_TASK INSTRUCTIONS_
Look through the data and write out every line with the word "phone" in it.

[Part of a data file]
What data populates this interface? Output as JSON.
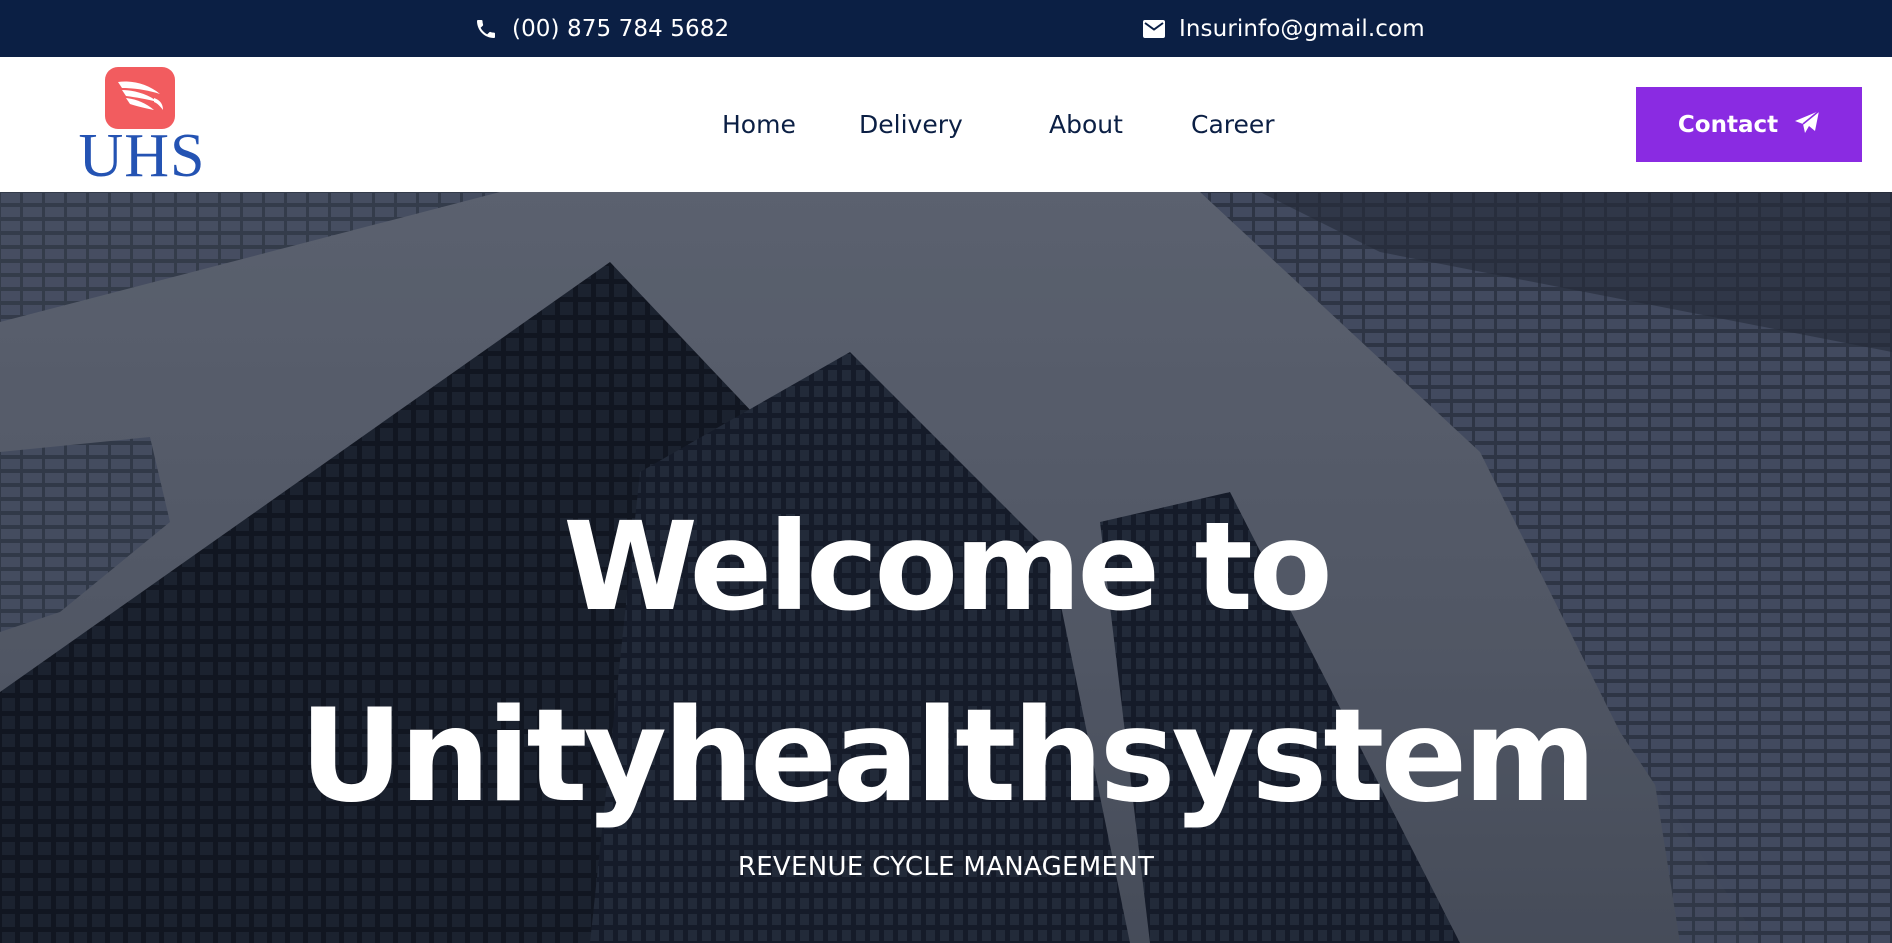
{
  "topbar": {
    "phone": "(00) 875 784 5682",
    "phone_icon": "phone-icon",
    "email": "Insurinfo@gmail.com",
    "email_icon": "envelope-icon",
    "background": "#0b1f44"
  },
  "header": {
    "logo_text": "UHS",
    "logo_icon": "wing-icon",
    "logo_badge_color": "#f25c5f",
    "logo_text_color": "#2453b3",
    "nav": [
      {
        "label": "Home"
      },
      {
        "label": "Delivery"
      },
      {
        "label": "About"
      },
      {
        "label": "Career"
      }
    ],
    "contact_button": {
      "label": "Contact",
      "icon": "paper-plane-icon",
      "color": "#8a2be2"
    }
  },
  "hero": {
    "title_line1": "Welcome to",
    "title_line2": "Unityhealthsystem",
    "subtitle": "REVENUE CYCLE MANAGEMENT",
    "background_image": "skyscrapers-from-below"
  }
}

_RESULT BELOW_
    "phone": "(00) 875 784 5682",
    "phone_icon": "phone-icon",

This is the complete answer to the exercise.